WHAT THE EXERCISE ASKS:
Scan the records for lines with the word "binding", and copy every such line.

(Page layout parsing data)
- Opening Delimiter -
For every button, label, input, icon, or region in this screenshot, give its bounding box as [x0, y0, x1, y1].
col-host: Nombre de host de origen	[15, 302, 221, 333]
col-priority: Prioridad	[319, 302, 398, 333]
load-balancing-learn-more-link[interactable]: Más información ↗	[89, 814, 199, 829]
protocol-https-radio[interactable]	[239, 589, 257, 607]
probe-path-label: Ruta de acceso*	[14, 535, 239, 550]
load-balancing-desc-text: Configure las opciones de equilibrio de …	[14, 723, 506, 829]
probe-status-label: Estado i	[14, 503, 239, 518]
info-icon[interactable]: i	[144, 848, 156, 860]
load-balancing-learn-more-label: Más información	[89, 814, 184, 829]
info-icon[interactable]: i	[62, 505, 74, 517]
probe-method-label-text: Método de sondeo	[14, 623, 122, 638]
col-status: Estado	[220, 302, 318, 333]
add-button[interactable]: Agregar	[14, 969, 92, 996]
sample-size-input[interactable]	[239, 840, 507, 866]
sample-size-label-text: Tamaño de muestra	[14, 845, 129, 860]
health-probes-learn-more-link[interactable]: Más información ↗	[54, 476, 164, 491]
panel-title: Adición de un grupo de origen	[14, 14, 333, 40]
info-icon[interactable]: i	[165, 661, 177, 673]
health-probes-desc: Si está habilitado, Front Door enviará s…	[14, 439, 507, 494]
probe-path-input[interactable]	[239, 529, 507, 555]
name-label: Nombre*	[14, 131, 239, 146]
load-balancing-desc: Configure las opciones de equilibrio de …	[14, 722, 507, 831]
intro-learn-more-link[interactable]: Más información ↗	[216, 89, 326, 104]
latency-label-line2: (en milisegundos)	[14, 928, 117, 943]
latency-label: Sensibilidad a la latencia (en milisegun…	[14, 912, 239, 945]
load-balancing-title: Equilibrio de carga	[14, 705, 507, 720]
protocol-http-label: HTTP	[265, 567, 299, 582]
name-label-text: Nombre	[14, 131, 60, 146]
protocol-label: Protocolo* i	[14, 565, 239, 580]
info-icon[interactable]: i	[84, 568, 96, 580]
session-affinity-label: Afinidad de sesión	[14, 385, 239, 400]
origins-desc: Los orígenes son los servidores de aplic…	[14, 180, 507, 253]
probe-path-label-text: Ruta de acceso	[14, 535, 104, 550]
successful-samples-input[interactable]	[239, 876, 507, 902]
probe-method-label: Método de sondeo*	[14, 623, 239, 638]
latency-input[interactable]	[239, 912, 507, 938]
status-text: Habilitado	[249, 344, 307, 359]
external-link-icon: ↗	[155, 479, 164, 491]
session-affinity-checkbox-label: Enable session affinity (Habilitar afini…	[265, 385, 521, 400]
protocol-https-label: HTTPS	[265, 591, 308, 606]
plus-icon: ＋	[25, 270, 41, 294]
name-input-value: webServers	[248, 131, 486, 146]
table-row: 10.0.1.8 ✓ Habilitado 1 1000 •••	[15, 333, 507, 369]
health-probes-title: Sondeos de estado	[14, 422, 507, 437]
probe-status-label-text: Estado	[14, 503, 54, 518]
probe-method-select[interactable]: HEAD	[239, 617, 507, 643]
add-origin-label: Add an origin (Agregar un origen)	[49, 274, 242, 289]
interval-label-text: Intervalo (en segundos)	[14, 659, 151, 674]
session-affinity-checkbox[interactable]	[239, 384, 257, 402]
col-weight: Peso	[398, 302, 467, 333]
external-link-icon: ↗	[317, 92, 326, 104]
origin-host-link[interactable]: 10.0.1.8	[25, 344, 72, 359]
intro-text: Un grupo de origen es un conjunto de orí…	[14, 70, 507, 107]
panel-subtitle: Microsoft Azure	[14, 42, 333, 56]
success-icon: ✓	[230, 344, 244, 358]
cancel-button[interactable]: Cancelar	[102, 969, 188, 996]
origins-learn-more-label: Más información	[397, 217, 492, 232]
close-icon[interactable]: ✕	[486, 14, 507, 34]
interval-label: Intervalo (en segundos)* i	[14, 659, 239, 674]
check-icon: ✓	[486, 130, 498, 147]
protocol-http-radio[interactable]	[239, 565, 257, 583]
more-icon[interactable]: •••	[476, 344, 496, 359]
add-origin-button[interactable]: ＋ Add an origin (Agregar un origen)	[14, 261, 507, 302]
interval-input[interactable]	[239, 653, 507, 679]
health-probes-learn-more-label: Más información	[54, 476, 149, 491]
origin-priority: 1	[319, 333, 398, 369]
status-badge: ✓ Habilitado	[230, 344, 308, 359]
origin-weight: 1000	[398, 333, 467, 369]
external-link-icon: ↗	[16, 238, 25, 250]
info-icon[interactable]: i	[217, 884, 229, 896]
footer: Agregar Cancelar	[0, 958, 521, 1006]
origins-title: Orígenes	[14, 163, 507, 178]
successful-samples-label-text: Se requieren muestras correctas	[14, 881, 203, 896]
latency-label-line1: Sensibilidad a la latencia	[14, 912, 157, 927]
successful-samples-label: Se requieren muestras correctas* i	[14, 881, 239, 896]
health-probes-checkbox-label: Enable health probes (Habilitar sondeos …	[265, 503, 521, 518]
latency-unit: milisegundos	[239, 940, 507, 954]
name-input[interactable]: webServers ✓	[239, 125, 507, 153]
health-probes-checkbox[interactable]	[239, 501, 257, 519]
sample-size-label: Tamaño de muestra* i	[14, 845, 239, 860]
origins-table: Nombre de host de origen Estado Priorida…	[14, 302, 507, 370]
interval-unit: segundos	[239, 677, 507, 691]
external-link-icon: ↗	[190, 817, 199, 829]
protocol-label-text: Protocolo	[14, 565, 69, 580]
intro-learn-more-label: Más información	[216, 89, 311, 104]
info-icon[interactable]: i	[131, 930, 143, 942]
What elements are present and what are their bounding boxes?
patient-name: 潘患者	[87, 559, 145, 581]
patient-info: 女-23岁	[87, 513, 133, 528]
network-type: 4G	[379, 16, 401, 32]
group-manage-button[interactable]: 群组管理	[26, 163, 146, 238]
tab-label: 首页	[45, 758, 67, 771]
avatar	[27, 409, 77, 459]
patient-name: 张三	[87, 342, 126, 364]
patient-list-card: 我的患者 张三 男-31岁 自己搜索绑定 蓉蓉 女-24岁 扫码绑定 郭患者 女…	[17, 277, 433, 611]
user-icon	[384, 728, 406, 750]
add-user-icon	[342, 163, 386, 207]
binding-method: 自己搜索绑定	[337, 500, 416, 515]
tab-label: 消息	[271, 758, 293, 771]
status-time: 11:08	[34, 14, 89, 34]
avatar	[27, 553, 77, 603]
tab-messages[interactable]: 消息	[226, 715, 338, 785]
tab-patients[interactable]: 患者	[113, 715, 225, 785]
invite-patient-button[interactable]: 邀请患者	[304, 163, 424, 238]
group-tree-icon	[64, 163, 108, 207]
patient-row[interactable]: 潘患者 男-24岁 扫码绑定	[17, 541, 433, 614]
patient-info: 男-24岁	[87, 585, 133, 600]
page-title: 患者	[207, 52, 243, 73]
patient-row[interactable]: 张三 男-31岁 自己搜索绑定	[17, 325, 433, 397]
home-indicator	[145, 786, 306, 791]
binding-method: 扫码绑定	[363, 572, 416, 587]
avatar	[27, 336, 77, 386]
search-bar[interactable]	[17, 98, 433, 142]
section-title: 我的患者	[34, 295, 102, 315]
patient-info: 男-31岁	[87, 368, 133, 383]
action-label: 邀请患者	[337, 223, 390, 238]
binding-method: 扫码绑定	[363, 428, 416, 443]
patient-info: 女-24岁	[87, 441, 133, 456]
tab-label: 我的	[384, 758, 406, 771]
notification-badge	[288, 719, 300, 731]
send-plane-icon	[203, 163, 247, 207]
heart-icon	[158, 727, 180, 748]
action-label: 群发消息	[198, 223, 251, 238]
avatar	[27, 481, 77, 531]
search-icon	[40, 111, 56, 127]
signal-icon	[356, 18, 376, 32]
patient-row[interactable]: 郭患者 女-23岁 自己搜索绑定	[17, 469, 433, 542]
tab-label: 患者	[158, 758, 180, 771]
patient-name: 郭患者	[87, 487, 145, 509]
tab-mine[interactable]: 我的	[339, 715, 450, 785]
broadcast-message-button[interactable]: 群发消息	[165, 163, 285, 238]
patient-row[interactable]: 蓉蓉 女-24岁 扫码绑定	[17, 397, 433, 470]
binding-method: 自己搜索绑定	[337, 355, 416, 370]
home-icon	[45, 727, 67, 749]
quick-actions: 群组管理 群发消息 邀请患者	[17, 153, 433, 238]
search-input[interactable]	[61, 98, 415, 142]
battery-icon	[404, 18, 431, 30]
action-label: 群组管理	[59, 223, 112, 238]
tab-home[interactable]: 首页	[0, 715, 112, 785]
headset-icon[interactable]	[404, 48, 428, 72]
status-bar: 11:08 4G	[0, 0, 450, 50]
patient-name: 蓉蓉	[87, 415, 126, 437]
- Closing Delimiter -
RESULT FOR THIS EXERCISE:
binding-method: 自己搜索绑定	[337, 500, 416, 515]
binding-method: 扫码绑定	[363, 572, 416, 587]
binding-method: 扫码绑定	[363, 428, 416, 443]
binding-method: 自己搜索绑定	[337, 355, 416, 370]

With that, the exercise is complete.